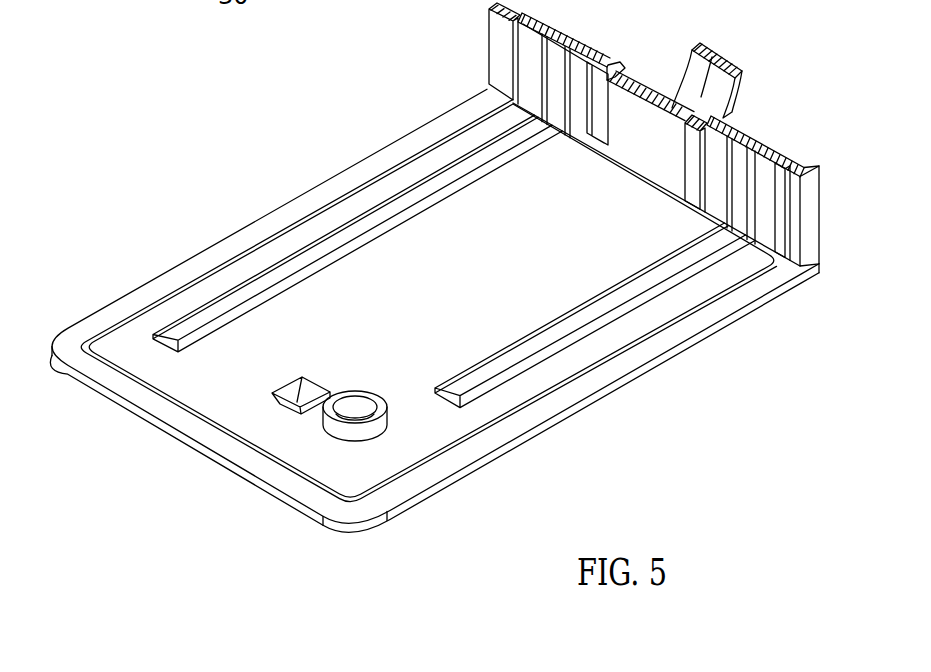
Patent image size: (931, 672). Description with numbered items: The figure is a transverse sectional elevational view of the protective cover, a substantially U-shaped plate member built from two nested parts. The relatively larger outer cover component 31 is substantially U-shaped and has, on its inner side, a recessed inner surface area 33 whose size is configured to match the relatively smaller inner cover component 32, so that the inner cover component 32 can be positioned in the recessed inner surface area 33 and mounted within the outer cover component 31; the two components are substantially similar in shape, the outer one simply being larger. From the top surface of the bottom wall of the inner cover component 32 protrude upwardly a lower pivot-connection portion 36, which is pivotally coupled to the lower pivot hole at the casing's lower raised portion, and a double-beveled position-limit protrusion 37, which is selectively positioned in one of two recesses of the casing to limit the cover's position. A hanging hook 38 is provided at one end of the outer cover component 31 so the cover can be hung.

The outer cover component 31 is at (723, 330).
The inner cover component 32 is at (545, 377).
The recessed inner surface area 33 is at (623, 352).
The lower pivot-connection portion 36 is at (377, 428).
The double-beveled position-limit protrusion 37 is at (300, 385).
The hanging hook 38 is at (740, 82).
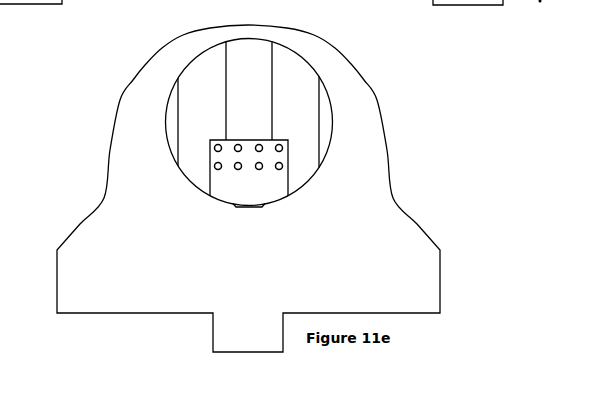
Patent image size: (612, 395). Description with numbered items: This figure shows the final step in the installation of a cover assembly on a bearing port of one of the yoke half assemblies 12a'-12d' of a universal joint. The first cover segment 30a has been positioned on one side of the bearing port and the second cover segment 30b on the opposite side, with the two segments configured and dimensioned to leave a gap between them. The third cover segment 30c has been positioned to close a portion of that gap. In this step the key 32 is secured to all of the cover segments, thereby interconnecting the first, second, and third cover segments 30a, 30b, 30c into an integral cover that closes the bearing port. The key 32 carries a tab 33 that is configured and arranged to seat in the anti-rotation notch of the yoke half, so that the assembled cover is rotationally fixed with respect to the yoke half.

The yoke half assemblies 12a'-12d' is at (248, 188).
The first cover segment 30a is at (192, 172).
The second cover segment 30b is at (306, 169).
The third cover segment 30c is at (245, 48).
The key 32 is at (270, 185).
The tab 33 is at (242, 207).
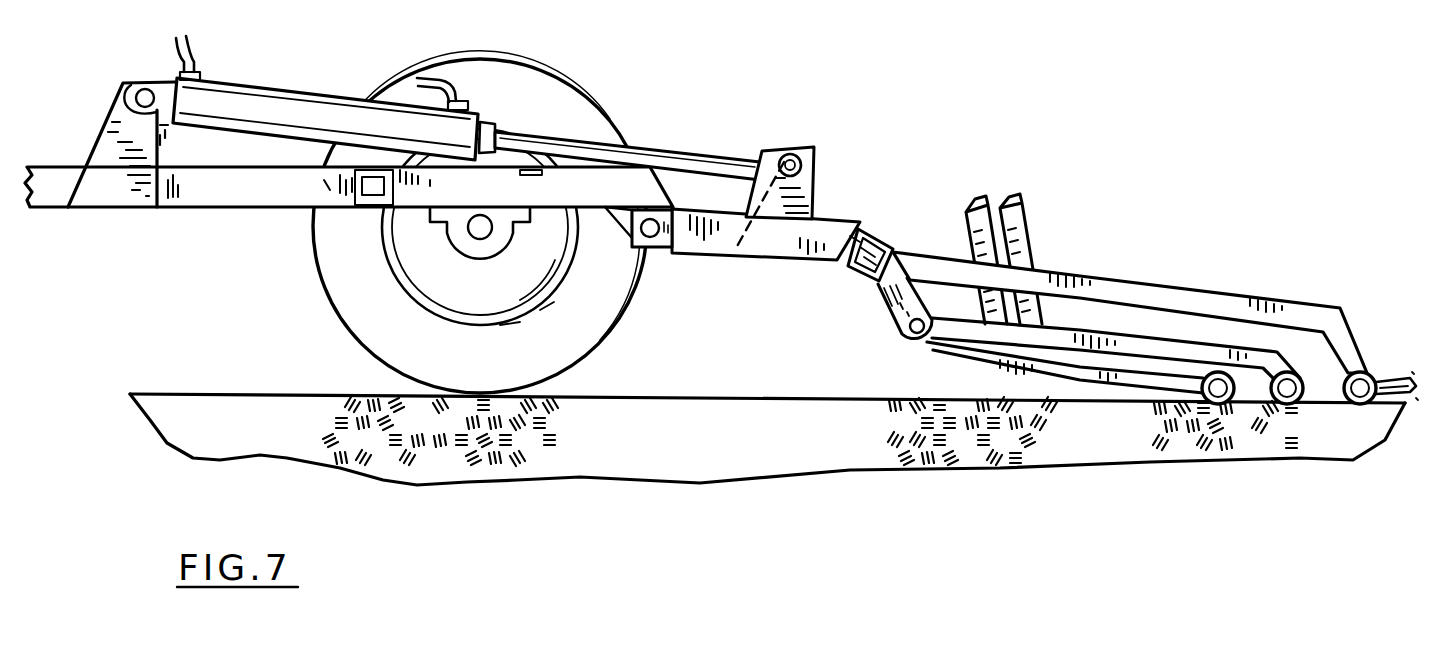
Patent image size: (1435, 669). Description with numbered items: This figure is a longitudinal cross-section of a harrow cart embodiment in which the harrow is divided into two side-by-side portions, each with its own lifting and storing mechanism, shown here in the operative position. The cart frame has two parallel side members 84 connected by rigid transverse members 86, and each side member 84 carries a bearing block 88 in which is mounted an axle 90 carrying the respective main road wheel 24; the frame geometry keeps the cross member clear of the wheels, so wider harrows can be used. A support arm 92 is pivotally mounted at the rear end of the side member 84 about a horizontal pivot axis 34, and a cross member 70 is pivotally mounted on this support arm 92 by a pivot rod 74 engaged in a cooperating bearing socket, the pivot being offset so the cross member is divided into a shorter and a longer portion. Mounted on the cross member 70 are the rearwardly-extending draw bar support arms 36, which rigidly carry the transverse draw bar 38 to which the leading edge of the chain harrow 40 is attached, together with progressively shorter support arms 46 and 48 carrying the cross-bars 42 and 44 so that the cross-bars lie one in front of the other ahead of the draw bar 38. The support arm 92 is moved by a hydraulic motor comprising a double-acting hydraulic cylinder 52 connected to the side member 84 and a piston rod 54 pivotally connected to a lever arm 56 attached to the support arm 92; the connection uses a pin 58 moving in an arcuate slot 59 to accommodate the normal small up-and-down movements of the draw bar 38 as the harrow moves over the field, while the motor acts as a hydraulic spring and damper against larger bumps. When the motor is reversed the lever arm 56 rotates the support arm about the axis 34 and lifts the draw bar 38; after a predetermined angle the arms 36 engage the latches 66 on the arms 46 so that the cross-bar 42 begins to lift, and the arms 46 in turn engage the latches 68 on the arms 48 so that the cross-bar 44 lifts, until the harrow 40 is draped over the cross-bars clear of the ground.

The main road wheel 24 is at (345, 303).
The horizontal pivot axis 34 is at (652, 240).
The draw bar support arm 36 is at (1128, 281).
The draw bar 38 is at (1340, 410).
The chain harrow 40 is at (1396, 372).
The cross-bar 42 is at (1310, 410).
The cross-bar 44 is at (1238, 410).
The support arm 46 is at (1080, 345).
The support arm 48 is at (1127, 380).
The double-acting hydraulic cylinder 52 is at (290, 101).
The piston rod 54 is at (668, 145).
The lever arm 56 is at (808, 175).
The pin 58 is at (777, 155).
The arcuate slot 59 is at (797, 145).
The latch 66 is at (968, 210).
The latch 68 is at (1022, 207).
The cross member 70 is at (878, 234).
The pivot rod 74 is at (862, 270).
The side member 84 is at (242, 195).
The rigid transverse member 86 is at (368, 210).
The bearing block 88 is at (468, 246).
The axle 90 is at (466, 229).
The support arm 92 is at (768, 252).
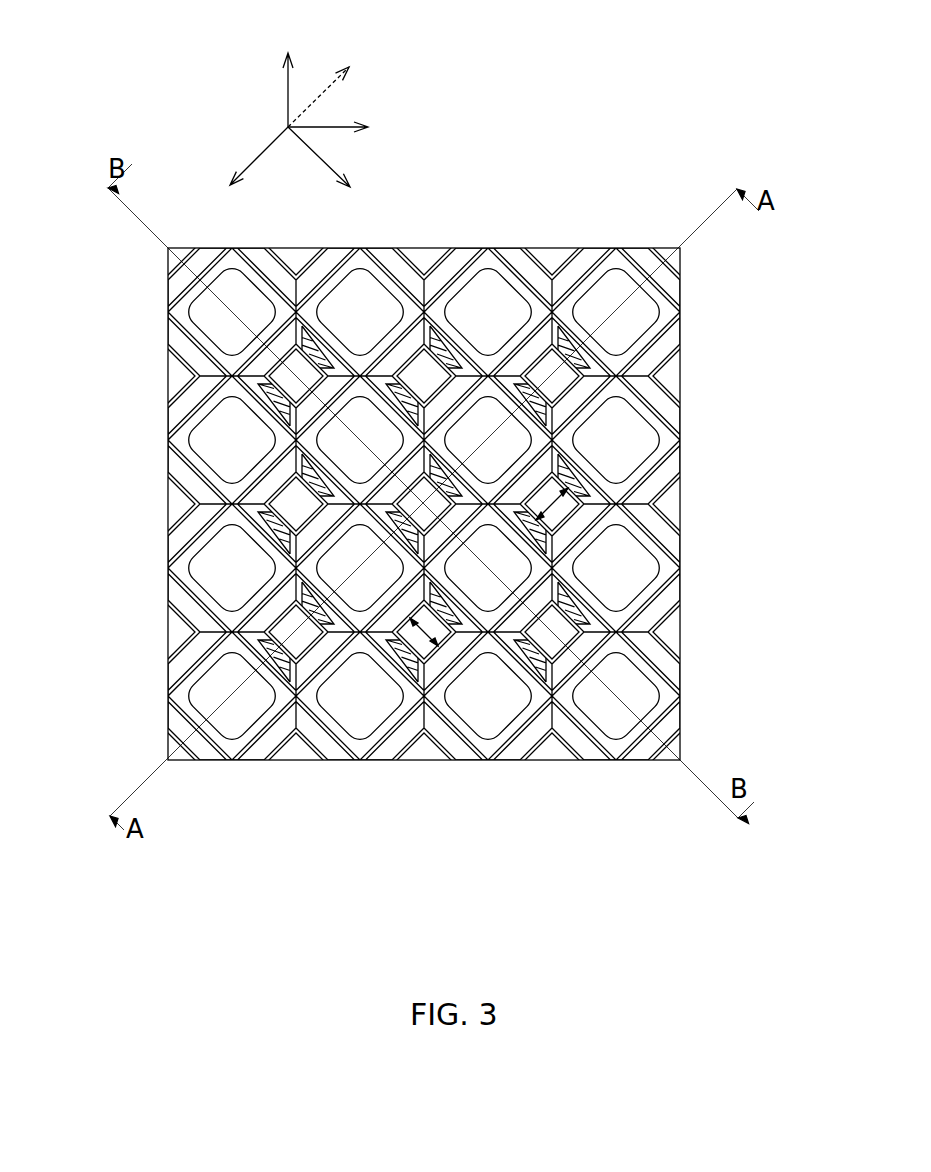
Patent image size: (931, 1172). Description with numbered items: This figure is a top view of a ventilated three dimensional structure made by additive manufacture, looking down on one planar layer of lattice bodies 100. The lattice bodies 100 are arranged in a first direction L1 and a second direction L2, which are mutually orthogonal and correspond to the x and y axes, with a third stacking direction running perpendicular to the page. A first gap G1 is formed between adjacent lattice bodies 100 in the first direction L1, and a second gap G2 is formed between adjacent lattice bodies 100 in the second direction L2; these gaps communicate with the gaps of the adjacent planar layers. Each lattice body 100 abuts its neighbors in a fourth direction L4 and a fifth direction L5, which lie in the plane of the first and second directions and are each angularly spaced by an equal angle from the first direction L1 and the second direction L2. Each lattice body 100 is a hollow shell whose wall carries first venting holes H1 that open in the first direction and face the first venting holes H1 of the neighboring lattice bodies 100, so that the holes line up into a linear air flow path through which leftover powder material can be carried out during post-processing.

The lattice body 100 is at (625, 260).
The first venting hole H1 is at (276, 398).
The first gap G1 is at (577, 522).
The second gap G2 is at (420, 640).
The first direction L1 is at (245, 176).
The second direction L2 is at (330, 175).
The fourth direction L4 is at (285, 72).
The fifth direction L5 is at (347, 131).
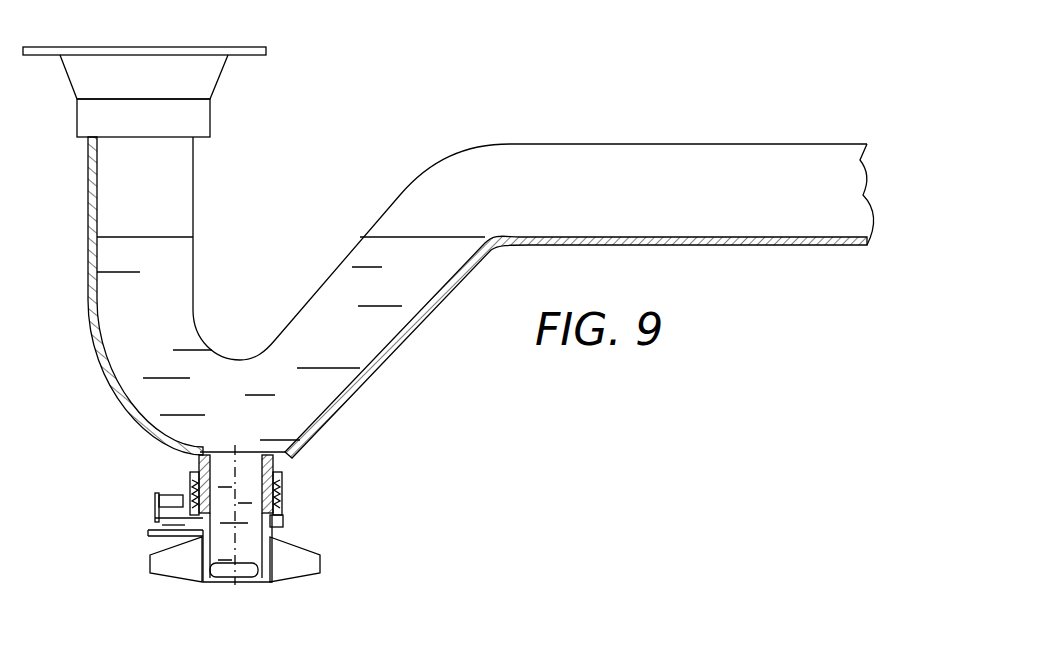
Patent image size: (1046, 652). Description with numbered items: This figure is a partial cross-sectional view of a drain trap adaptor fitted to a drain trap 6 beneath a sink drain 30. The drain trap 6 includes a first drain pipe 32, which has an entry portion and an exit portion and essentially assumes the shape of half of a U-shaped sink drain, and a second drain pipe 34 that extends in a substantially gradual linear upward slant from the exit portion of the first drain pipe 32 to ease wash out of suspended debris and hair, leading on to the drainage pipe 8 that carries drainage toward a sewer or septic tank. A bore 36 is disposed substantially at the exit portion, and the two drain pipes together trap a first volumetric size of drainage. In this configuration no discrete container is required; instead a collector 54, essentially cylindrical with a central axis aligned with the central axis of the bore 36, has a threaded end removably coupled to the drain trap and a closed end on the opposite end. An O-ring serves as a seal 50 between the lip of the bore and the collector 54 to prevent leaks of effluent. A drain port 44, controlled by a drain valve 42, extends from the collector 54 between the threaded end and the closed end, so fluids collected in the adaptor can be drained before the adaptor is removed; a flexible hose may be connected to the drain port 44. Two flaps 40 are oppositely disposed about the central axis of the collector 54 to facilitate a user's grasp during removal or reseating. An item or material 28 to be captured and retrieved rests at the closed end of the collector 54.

The sink drain 30 is at (140, 47).
The drainage pipe leading to sewer or septic tank 8 is at (680, 144).
The drain trap 6 is at (302, 210).
The first drain pipe 32 is at (195, 273).
The second drain pipe 34 is at (335, 268).
The bore 36 is at (262, 463).
The seal 50 is at (283, 516).
The collector 54 is at (283, 524).
The drain valve 42 is at (157, 493).
The drain port 44 is at (152, 514).
The flap 40 is at (150, 560).
The item or material to be captured and retrieved 28 is at (228, 576).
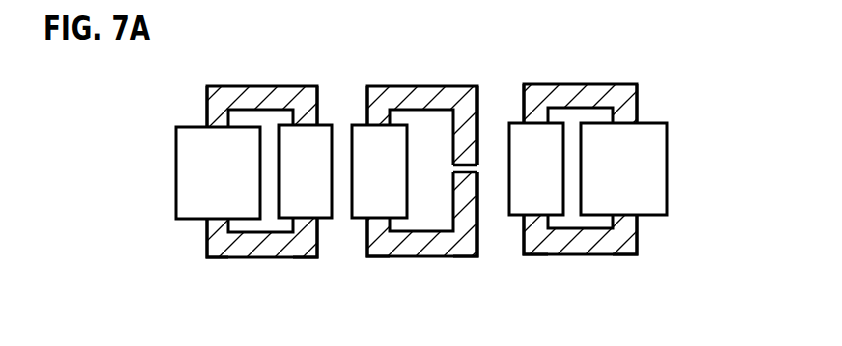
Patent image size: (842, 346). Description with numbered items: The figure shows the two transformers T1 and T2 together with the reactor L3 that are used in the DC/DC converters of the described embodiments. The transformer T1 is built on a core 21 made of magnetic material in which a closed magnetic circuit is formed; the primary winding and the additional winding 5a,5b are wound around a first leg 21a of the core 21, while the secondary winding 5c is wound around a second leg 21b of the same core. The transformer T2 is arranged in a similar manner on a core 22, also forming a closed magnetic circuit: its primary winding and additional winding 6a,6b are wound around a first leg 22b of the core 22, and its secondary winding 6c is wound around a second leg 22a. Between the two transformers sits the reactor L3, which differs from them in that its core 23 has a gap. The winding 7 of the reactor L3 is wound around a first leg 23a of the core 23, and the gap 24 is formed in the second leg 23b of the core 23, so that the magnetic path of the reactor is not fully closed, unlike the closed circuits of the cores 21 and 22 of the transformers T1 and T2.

The transformer T1 is at (234, 182).
The transformer T2 is at (633, 166).
The reactor L3 is at (424, 170).
The core 21 is at (258, 243).
The first leg 21a is at (207, 118).
The second leg 21b is at (317, 118).
The primary winding and additional winding 5a,5b is at (192, 220).
The secondary winding 5c is at (326, 220).
The core 23 is at (415, 243).
The first leg 23a is at (360, 117).
The second leg 23b is at (481, 118).
The gap 24 is at (477, 172).
The winding 7 is at (407, 167).
The core 22 is at (575, 243).
The second leg 22a is at (515, 118).
The first leg 22b is at (637, 115).
The secondary winding 6c is at (513, 217).
The primary winding and additional winding 6a,6b is at (667, 165).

## Exercise task:
Starting from the beginning of the material and ending with the line that contains "The hanging hook 38 is at (740, 82).", write those lines out again with "protective cover" replaced by "protective guard" and nothing else changed. Leave out the pictures.

## Reply to the task:
Patent image size: (931, 672). Description with numbered items: The figure is a transverse sectional elevational view of the protective guard, a substantially U-shaped plate member built from two nested parts. The relatively larger outer cover component 31 is substantially U-shaped and has, on its inner side, a recessed inner surface area 33 whose size is configured to match the relatively smaller inner cover component 32, so that the inner cover component 32 can be positioned in the recessed inner surface area 33 and mounted within the outer cover component 31; the two components are substantially similar in shape, the outer one simply being larger. From the top surface of the bottom wall of the inner cover component 32 protrude upwardly a lower pivot-connection portion 36, which is pivotally coupled to the lower pivot hole at the casing's lower raised portion, and a double-beveled position-limit protrusion 37, which is selectively positioned in one of two recesses of the casing to limit the cover's position. A hanging hook 38 is provided at one end of the outer cover component 31 so the cover can be hung.

The outer cover component 31 is at (723, 330).
The inner cover component 32 is at (545, 377).
The recessed inner surface area 33 is at (623, 352).
The lower pivot-connection portion 36 is at (377, 428).
The double-beveled position-limit protrusion 37 is at (300, 385).
The hanging hook 38 is at (740, 82).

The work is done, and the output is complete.